-- Start of DATA LISTING --

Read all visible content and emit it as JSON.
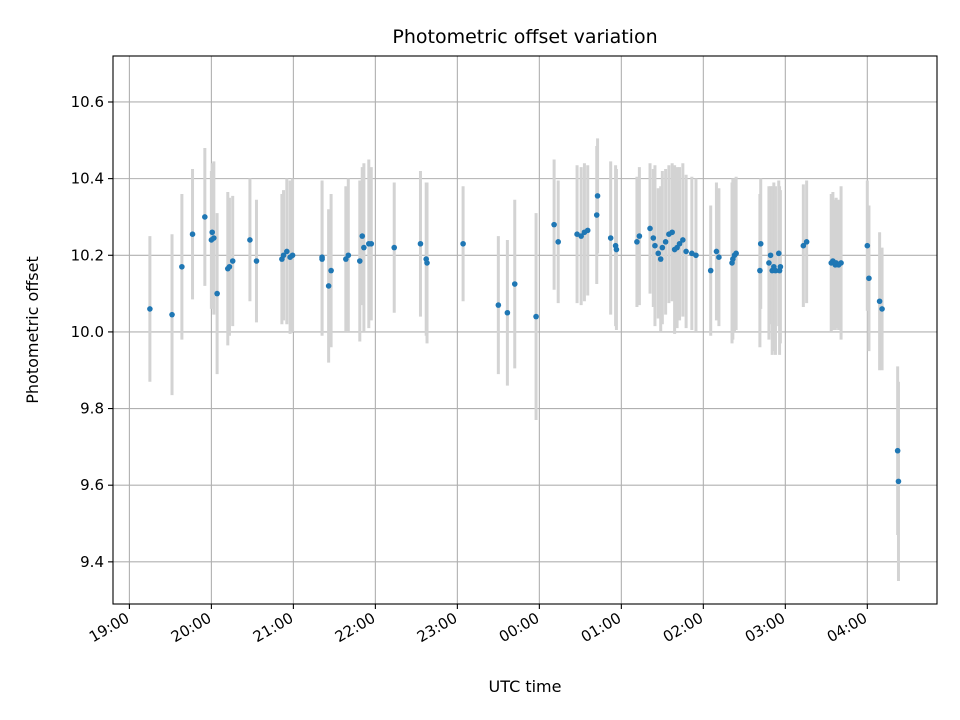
{
  "chart_data": {
    "type": "scatter",
    "title": "Photometric offset variation",
    "xlabel": "UTC time",
    "ylabel": "Photometric offset",
    "x_unit": "hours after 19:00 UTC",
    "xlim": [
      -0.2,
      9.85
    ],
    "ylim": [
      9.29,
      10.72
    ],
    "x_ticks": [
      0,
      1,
      2,
      3,
      4,
      5,
      6,
      7,
      8,
      9
    ],
    "x_tick_labels": [
      "19:00",
      "20:00",
      "21:00",
      "22:00",
      "23:00",
      "00:00",
      "01:00",
      "02:00",
      "03:00",
      "04:00"
    ],
    "y_ticks": [
      9.4,
      9.6,
      9.8,
      10.0,
      10.2,
      10.4,
      10.6
    ],
    "y_tick_labels": [
      "9.4",
      "9.6",
      "9.8",
      "10.0",
      "10.2",
      "10.4",
      "10.6"
    ],
    "grid": true,
    "colors": {
      "points": "#1f77b4",
      "errorbars": "#d3d3d3",
      "grid": "#b0b0b0"
    },
    "series": [
      {
        "x": [
          0.25,
          0.52,
          0.64,
          0.77,
          0.92,
          1.0,
          1.01,
          1.03,
          1.07,
          1.2,
          1.22,
          1.26,
          1.47,
          1.55,
          1.86,
          1.88,
          1.92,
          1.96,
          1.99,
          2.35,
          2.35,
          2.43,
          2.46,
          2.64,
          2.67,
          2.81,
          2.84,
          2.86,
          2.92,
          2.95,
          3.23,
          3.55,
          3.62,
          3.63,
          4.07,
          4.5,
          4.61,
          4.7,
          4.96,
          5.18,
          5.23,
          5.46,
          5.51,
          5.55,
          5.59,
          5.7,
          5.71,
          5.87,
          5.93,
          5.94,
          6.19,
          6.22,
          6.35,
          6.39,
          6.41,
          6.45,
          6.48,
          6.5,
          6.54,
          6.58,
          6.62,
          6.65,
          6.68,
          6.71,
          6.75,
          6.79,
          6.86,
          6.91,
          7.09,
          7.16,
          7.19,
          7.35,
          7.36,
          7.38,
          7.4,
          7.69,
          7.7,
          7.8,
          7.82,
          7.84,
          7.86,
          7.88,
          7.92,
          7.93,
          7.94,
          8.22,
          8.26,
          8.56,
          8.58,
          8.61,
          8.62,
          8.65,
          8.68,
          9.0,
          9.02,
          9.15,
          9.18,
          9.37,
          9.38
        ],
        "y": [
          10.06,
          10.045,
          10.17,
          10.255,
          10.3,
          10.24,
          10.26,
          10.245,
          10.1,
          10.165,
          10.17,
          10.185,
          10.24,
          10.185,
          10.19,
          10.2,
          10.21,
          10.195,
          10.2,
          10.195,
          10.19,
          10.12,
          10.16,
          10.19,
          10.2,
          10.185,
          10.25,
          10.22,
          10.23,
          10.23,
          10.22,
          10.23,
          10.19,
          10.18,
          10.23,
          10.07,
          10.05,
          10.125,
          10.04,
          10.28,
          10.235,
          10.255,
          10.25,
          10.26,
          10.265,
          10.305,
          10.355,
          10.245,
          10.225,
          10.215,
          10.235,
          10.25,
          10.27,
          10.245,
          10.225,
          10.205,
          10.19,
          10.22,
          10.235,
          10.255,
          10.26,
          10.215,
          10.22,
          10.23,
          10.24,
          10.21,
          10.205,
          10.2,
          10.16,
          10.21,
          10.195,
          10.18,
          10.19,
          10.2,
          10.205,
          10.16,
          10.23,
          10.18,
          10.2,
          10.16,
          10.17,
          10.16,
          10.205,
          10.16,
          10.17,
          10.225,
          10.235,
          10.18,
          10.185,
          10.175,
          10.18,
          10.175,
          10.18,
          10.225,
          10.14,
          10.08,
          10.06,
          9.69,
          9.61
        ],
        "yerr": [
          0.19,
          0.21,
          0.19,
          0.17,
          0.18,
          0.18,
          0.18,
          0.2,
          0.21,
          0.2,
          0.18,
          0.17,
          0.16,
          0.16,
          0.17,
          0.17,
          0.19,
          0.2,
          0.2,
          0.2,
          0.2,
          0.2,
          0.2,
          0.19,
          0.2,
          0.21,
          0.18,
          0.22,
          0.22,
          0.2,
          0.17,
          0.19,
          0.2,
          0.21,
          0.15,
          0.18,
          0.19,
          0.22,
          0.27,
          0.17,
          0.16,
          0.18,
          0.18,
          0.18,
          0.17,
          0.18,
          0.15,
          0.2,
          0.21,
          0.21,
          0.17,
          0.18,
          0.17,
          0.18,
          0.21,
          0.17,
          0.19,
          0.2,
          0.19,
          0.18,
          0.18,
          0.22,
          0.21,
          0.2,
          0.2,
          0.2,
          0.2,
          0.2,
          0.17,
          0.18,
          0.18,
          0.21,
          0.21,
          0.2,
          0.2,
          0.2,
          0.17,
          0.2,
          0.18,
          0.22,
          0.22,
          0.22,
          0.19,
          0.22,
          0.2,
          0.16,
          0.16,
          0.18,
          0.18,
          0.17,
          0.17,
          0.17,
          0.2,
          0.17,
          0.19,
          0.18,
          0.16,
          0.22,
          0.26
        ]
      }
    ]
  }
}
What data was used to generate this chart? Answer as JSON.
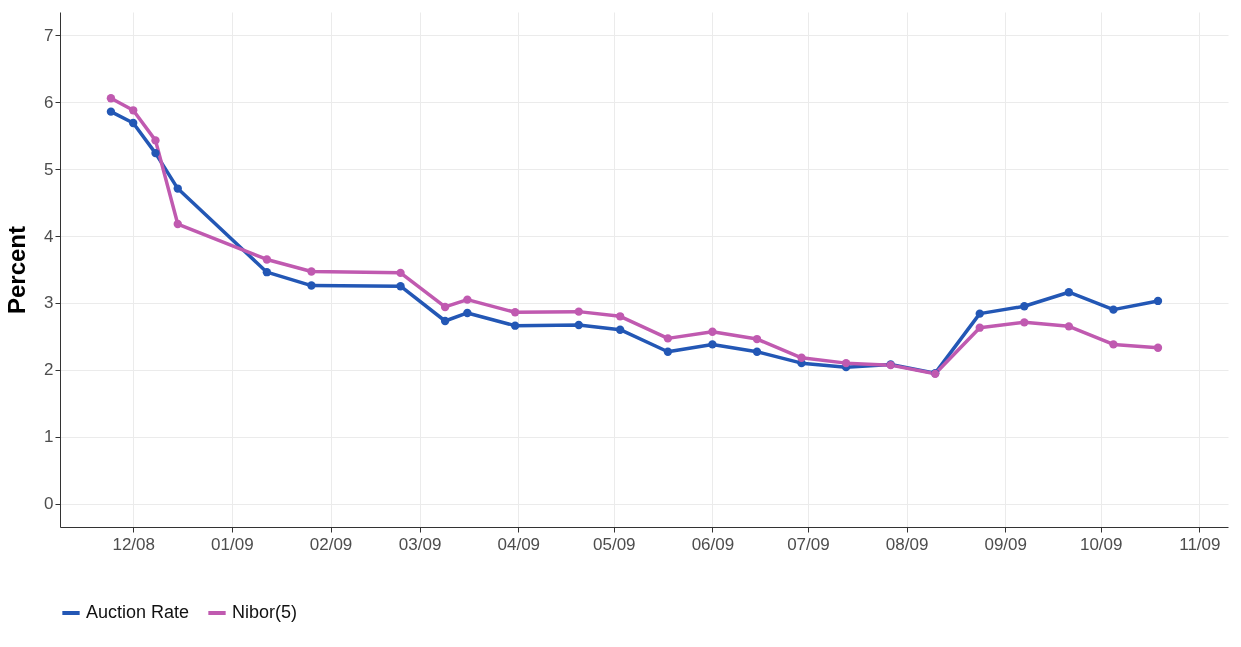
{
  "chart_data": {
    "type": "line",
    "ylabel": "Percent",
    "x": [
      "2008-11-24",
      "2008-12-01",
      "2008-12-08",
      "2008-12-15",
      "2009-01-12",
      "2009-01-26",
      "2009-02-23",
      "2009-03-09",
      "2009-03-16",
      "2009-03-31",
      "2009-04-20",
      "2009-05-03",
      "2009-05-18",
      "2009-06-01",
      "2009-06-15",
      "2009-06-29",
      "2009-07-13",
      "2009-07-27",
      "2009-08-10",
      "2009-08-24",
      "2009-09-07",
      "2009-09-21",
      "2009-10-05",
      "2009-10-19"
    ],
    "series": [
      {
        "name": "Auction Rate",
        "color": "#2357b5",
        "values": [
          5.86,
          5.69,
          5.24,
          4.71,
          3.46,
          3.26,
          3.25,
          2.73,
          2.85,
          2.66,
          2.67,
          2.6,
          2.27,
          2.38,
          2.27,
          2.1,
          2.04,
          2.08,
          1.95,
          2.84,
          2.95,
          3.16,
          2.9,
          3.03
        ]
      },
      {
        "name": "Nibor(5)",
        "color": "#c05ab0",
        "values": [
          6.06,
          5.88,
          5.43,
          4.18,
          3.65,
          3.47,
          3.45,
          2.94,
          3.05,
          2.86,
          2.87,
          2.8,
          2.47,
          2.57,
          2.46,
          2.18,
          2.1,
          2.07,
          1.94,
          2.63,
          2.71,
          2.65,
          2.38,
          2.33
        ]
      }
    ],
    "xlim": [
      "2008-11-08",
      "2009-11-10"
    ],
    "xticks": [
      {
        "value": "2008-12-01",
        "label": "12/08"
      },
      {
        "value": "2009-01-01",
        "label": "01/09"
      },
      {
        "value": "2009-02-01",
        "label": "02/09"
      },
      {
        "value": "2009-03-01",
        "label": "03/09"
      },
      {
        "value": "2009-04-01",
        "label": "04/09"
      },
      {
        "value": "2009-05-01",
        "label": "05/09"
      },
      {
        "value": "2009-06-01",
        "label": "06/09"
      },
      {
        "value": "2009-07-01",
        "label": "07/09"
      },
      {
        "value": "2009-08-01",
        "label": "08/09"
      },
      {
        "value": "2009-09-01",
        "label": "09/09"
      },
      {
        "value": "2009-10-01",
        "label": "10/09"
      },
      {
        "value": "2009-11-01",
        "label": "11/09"
      }
    ],
    "ylim": [
      -0.35,
      7.35
    ],
    "yticks": [
      0,
      1,
      2,
      3,
      4,
      5,
      6,
      7
    ],
    "grid": true,
    "legend": "bottom",
    "marker": "circle",
    "line_style": "solid"
  }
}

-- End of DATA LISTING --

• _TASK OBJECTIVE_
Set every line down exactly as written, leaving each picture out.

• _RESULT OF THE EXERCISE_
Read all visible content and emit it as JSON.
{
  "chart_data": {
    "type": "scatter",
    "title": "Photometric offset variation",
    "xlabel": "UTC time",
    "ylabel": "Photometric offset",
    "x_unit": "hours after 19:00 UTC",
    "xlim": [
      -0.2,
      9.85
    ],
    "ylim": [
      9.29,
      10.72
    ],
    "x_ticks": [
      0,
      1,
      2,
      3,
      4,
      5,
      6,
      7,
      8,
      9
    ],
    "x_tick_labels": [
      "19:00",
      "20:00",
      "21:00",
      "22:00",
      "23:00",
      "00:00",
      "01:00",
      "02:00",
      "03:00",
      "04:00"
    ],
    "y_ticks": [
      9.4,
      9.6,
      9.8,
      10.0,
      10.2,
      10.4,
      10.6
    ],
    "y_tick_labels": [
      "9.4",
      "9.6",
      "9.8",
      "10.0",
      "10.2",
      "10.4",
      "10.6"
    ],
    "grid": true,
    "colors": {
      "points": "#1f77b4",
      "errorbars": "#d3d3d3",
      "grid": "#b0b0b0"
    },
    "series": [
      {
        "x": [
          0.25,
          0.52,
          0.64,
          0.77,
          0.92,
          1.0,
          1.01,
          1.03,
          1.07,
          1.2,
          1.22,
          1.26,
          1.47,
          1.55,
          1.86,
          1.88,
          1.92,
          1.96,
          1.99,
          2.35,
          2.35,
          2.43,
          2.46,
          2.64,
          2.67,
          2.81,
          2.84,
          2.86,
          2.92,
          2.95,
          3.23,
          3.55,
          3.62,
          3.63,
          4.07,
          4.5,
          4.61,
          4.7,
          4.96,
          5.18,
          5.23,
          5.46,
          5.51,
          5.55,
          5.59,
          5.7,
          5.71,
          5.87,
          5.93,
          5.94,
          6.19,
          6.22,
          6.35,
          6.39,
          6.41,
          6.45,
          6.48,
          6.5,
          6.54,
          6.58,
          6.62,
          6.65,
          6.68,
          6.71,
          6.75,
          6.79,
          6.86,
          6.91,
          7.09,
          7.16,
          7.19,
          7.35,
          7.36,
          7.38,
          7.4,
          7.69,
          7.7,
          7.8,
          7.82,
          7.84,
          7.86,
          7.88,
          7.92,
          7.93,
          7.94,
          8.22,
          8.26,
          8.56,
          8.58,
          8.61,
          8.62,
          8.65,
          8.68,
          9.0,
          9.02,
          9.15,
          9.18,
          9.37,
          9.38
        ],
        "y": [
          10.06,
          10.045,
          10.17,
          10.255,
          10.3,
          10.24,
          10.26,
          10.245,
          10.1,
          10.165,
          10.17,
          10.185,
          10.24,
          10.185,
          10.19,
          10.2,
          10.21,
          10.195,
          10.2,
          10.195,
          10.19,
          10.12,
          10.16,
          10.19,
          10.2,
          10.185,
          10.25,
          10.22,
          10.23,
          10.23,
          10.22,
          10.23,
          10.19,
          10.18,
          10.23,
          10.07,
          10.05,
          10.125,
          10.04,
          10.28,
          10.235,
          10.255,
          10.25,
          10.26,
          10.265,
          10.305,
          10.355,
          10.245,
          10.225,
          10.215,
          10.235,
          10.25,
          10.27,
          10.245,
          10.225,
          10.205,
          10.19,
          10.22,
          10.235,
          10.255,
          10.26,
          10.215,
          10.22,
          10.23,
          10.24,
          10.21,
          10.205,
          10.2,
          10.16,
          10.21,
          10.195,
          10.18,
          10.19,
          10.2,
          10.205,
          10.16,
          10.23,
          10.18,
          10.2,
          10.16,
          10.17,
          10.16,
          10.205,
          10.16,
          10.17,
          10.225,
          10.235,
          10.18,
          10.185,
          10.175,
          10.18,
          10.175,
          10.18,
          10.225,
          10.14,
          10.08,
          10.06,
          9.69,
          9.61
        ],
        "yerr": [
          0.19,
          0.21,
          0.19,
          0.17,
          0.18,
          0.18,
          0.18,
          0.2,
          0.21,
          0.2,
          0.18,
          0.17,
          0.16,
          0.16,
          0.17,
          0.17,
          0.19,
          0.2,
          0.2,
          0.2,
          0.2,
          0.2,
          0.2,
          0.19,
          0.2,
          0.21,
          0.18,
          0.22,
          0.22,
          0.2,
          0.17,
          0.19,
          0.2,
          0.21,
          0.15,
          0.18,
          0.19,
          0.22,
          0.27,
          0.17,
          0.16,
          0.18,
          0.18,
          0.18,
          0.17,
          0.18,
          0.15,
          0.2,
          0.21,
          0.21,
          0.17,
          0.18,
          0.17,
          0.18,
          0.21,
          0.17,
          0.19,
          0.2,
          0.19,
          0.18,
          0.18,
          0.22,
          0.21,
          0.2,
          0.2,
          0.2,
          0.2,
          0.2,
          0.17,
          0.18,
          0.18,
          0.21,
          0.21,
          0.2,
          0.2,
          0.2,
          0.17,
          0.2,
          0.18,
          0.22,
          0.22,
          0.22,
          0.19,
          0.22,
          0.2,
          0.16,
          0.16,
          0.18,
          0.18,
          0.17,
          0.17,
          0.17,
          0.2,
          0.17,
          0.19,
          0.18,
          0.16,
          0.22,
          0.26
        ]
      }
    ]
  }
}
What data was used to generate this chart? Answer as JSON.
{
  "chart_data": {
    "type": "line",
    "ylabel": "Percent",
    "x": [
      "2008-11-24",
      "2008-12-01",
      "2008-12-08",
      "2008-12-15",
      "2009-01-12",
      "2009-01-26",
      "2009-02-23",
      "2009-03-09",
      "2009-03-16",
      "2009-03-31",
      "2009-04-20",
      "2009-05-03",
      "2009-05-18",
      "2009-06-01",
      "2009-06-15",
      "2009-06-29",
      "2009-07-13",
      "2009-07-27",
      "2009-08-10",
      "2009-08-24",
      "2009-09-07",
      "2009-09-21",
      "2009-10-05",
      "2009-10-19"
    ],
    "series": [
      {
        "name": "Auction Rate",
        "color": "#2357b5",
        "values": [
          5.86,
          5.69,
          5.24,
          4.71,
          3.46,
          3.26,
          3.25,
          2.73,
          2.85,
          2.66,
          2.67,
          2.6,
          2.27,
          2.38,
          2.27,
          2.1,
          2.04,
          2.08,
          1.95,
          2.84,
          2.95,
          3.16,
          2.9,
          3.03
        ]
      },
      {
        "name": "Nibor(5)",
        "color": "#c05ab0",
        "values": [
          6.06,
          5.88,
          5.43,
          4.18,
          3.65,
          3.47,
          3.45,
          2.94,
          3.05,
          2.86,
          2.87,
          2.8,
          2.47,
          2.57,
          2.46,
          2.18,
          2.1,
          2.07,
          1.94,
          2.63,
          2.71,
          2.65,
          2.38,
          2.33
        ]
      }
    ],
    "xlim": [
      "2008-11-08",
      "2009-11-10"
    ],
    "xticks": [
      {
        "value": "2008-12-01",
        "label": "12/08"
      },
      {
        "value": "2009-01-01",
        "label": "01/09"
      },
      {
        "value": "2009-02-01",
        "label": "02/09"
      },
      {
        "value": "2009-03-01",
        "label": "03/09"
      },
      {
        "value": "2009-04-01",
        "label": "04/09"
      },
      {
        "value": "2009-05-01",
        "label": "05/09"
      },
      {
        "value": "2009-06-01",
        "label": "06/09"
      },
      {
        "value": "2009-07-01",
        "label": "07/09"
      },
      {
        "value": "2009-08-01",
        "label": "08/09"
      },
      {
        "value": "2009-09-01",
        "label": "09/09"
      },
      {
        "value": "2009-10-01",
        "label": "10/09"
      },
      {
        "value": "2009-11-01",
        "label": "11/09"
      }
    ],
    "ylim": [
      -0.35,
      7.35
    ],
    "yticks": [
      0,
      1,
      2,
      3,
      4,
      5,
      6,
      7
    ],
    "grid": true,
    "legend": "bottom",
    "marker": "circle",
    "line_style": "solid"
  }
}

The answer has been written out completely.